- TEXTO FUENTE -
+--

Todo está listo para que, en la sesión de hoy, el Concejo Deliberante derogue la ordenanza Nº49/2001, que obliga a las empresas a cablear en forma subterránea, decisión que provocó adhesiones y rechazos desde varios sectores.
Ayer, la Sociedad de Comerciantes de Pilar (SCIPA) emitió un comunicado en el que calificó a la medida como “un retroceso para Pilar” la derogación de una ordenanza que estaba vigente desde 2001.
La cámara afirma que habilitar nuevamente el cableado aéreo “marca un retroceso en los aspectos económicos y embellecimiento de la ciudad del distrito del Pilar”, recordando que se promulgó en abril de 2001 “para fomentar el orden, la limpieza y terminar con el cablerío en las distintas localidades”, lo que permitía “soñar con la posibilidad de poder alzar la mirada y ver un cielo puro y limpio de cables de innumerables prestadores de servicios que hoy oscurecen el día”.
Además de la cuestión de la contaminación visual, para SCIPA la normativa “proveía mayor seguridad, ya que impedía el riesgo de cortes fortuitos, caída de postes (que lamentablemente siguen siendo de madera), y conexiones ilegales, lo que perjudica fundamentalmente al habitante que paga un servicio que, en definitiva, se ve afectado”.

+--

- TAREA ASIGNADA A -
Indique si cada afirmación concuerda con el texto fuente. Responda sí o no y cite textualmente las palabras que lo deciden.
(i) La ordenanza Nº49/2001 obliga a las empresas a cablear en forma subterránea.
(ii) La ordenanza se promulgó en abril de 2001.
(iii) Según SCIPA, los postes ya no son de madera.
- TAREA ASIGNADA B -
Resuma el texto fuente en dos oraciones.
- TAREA ASIGNADA C -
Conteste con datos del texto fuente.
(i) ¿Qué organismo tratará la derogación en la sesión de hoy?
(ii) ¿Cuándo emitió SCIPA su comunicado?
(iii) Según la cámara, ¿con qué fin se promulgó la ordenanza?
Las filas no tienen relación con el texto fuente.

- DATOS PROPORCIONADOS -
+--

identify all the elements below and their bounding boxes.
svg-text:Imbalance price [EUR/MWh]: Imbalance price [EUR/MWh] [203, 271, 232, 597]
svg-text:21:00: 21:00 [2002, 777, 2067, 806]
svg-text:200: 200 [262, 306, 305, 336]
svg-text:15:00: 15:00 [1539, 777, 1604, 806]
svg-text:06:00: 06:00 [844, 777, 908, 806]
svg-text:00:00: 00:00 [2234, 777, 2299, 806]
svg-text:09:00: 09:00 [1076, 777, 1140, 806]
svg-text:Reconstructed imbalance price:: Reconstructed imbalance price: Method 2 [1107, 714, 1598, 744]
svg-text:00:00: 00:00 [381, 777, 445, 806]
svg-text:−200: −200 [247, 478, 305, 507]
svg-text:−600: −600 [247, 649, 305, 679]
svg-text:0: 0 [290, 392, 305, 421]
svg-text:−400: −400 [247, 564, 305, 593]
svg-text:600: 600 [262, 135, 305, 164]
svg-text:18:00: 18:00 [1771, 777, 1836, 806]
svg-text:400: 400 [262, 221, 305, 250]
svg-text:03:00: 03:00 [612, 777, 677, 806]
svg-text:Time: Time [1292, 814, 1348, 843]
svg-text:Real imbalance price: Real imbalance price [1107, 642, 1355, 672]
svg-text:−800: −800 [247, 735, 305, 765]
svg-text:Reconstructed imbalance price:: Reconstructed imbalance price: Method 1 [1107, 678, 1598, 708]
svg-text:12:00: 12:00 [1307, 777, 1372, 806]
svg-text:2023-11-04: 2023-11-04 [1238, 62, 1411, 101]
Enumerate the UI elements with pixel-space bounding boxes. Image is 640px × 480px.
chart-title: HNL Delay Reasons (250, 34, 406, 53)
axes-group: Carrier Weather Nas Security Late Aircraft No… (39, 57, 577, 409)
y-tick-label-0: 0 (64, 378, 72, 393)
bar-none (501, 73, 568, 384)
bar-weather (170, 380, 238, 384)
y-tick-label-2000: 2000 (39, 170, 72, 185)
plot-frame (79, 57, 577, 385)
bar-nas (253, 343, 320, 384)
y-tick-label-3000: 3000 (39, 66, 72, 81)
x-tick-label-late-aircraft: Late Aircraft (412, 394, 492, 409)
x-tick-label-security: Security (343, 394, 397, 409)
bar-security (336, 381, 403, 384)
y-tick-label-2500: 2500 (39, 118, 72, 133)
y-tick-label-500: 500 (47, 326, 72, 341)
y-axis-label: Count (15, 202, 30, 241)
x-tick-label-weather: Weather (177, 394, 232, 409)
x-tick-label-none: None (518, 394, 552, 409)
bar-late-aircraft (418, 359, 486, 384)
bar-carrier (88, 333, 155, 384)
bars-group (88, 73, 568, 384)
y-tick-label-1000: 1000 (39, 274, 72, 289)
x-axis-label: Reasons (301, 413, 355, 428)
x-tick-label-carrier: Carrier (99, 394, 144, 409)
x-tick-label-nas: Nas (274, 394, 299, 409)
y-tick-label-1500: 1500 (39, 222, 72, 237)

+--

- RESULTADO A -
(i) Sí: "que obliga a las empresas a cablear en forma subterránea".
(ii) Sí: "se promulgó en abril de 2001".
(iii) No: "caída de postes (que lamentablemente siguen siendo de madera)".

- RESULTADO B -
El Concejo Deliberante se dispone a derogar en la sesión de hoy la ordenanza Nº49/2001, que obliga a las empresas a cablear en forma subterránea, una decisión que provocó adhesiones y rechazos. La Sociedad de Comerciantes de Pilar (SCIPA) la calificó como un retroceso para Pilar en lo económico y en el embellecimiento de la ciudad, y sostuvo que la norma proveía mayor seguridad al impedir cortes fortuitos, caídas de postes y conexiones ilegales.

- RESULTADO C -
(i) El Concejo Deliberante.
(ii) Ayer.
(iii) Para fomentar el orden, la limpieza y terminar con el cablerío en las distintas localidades.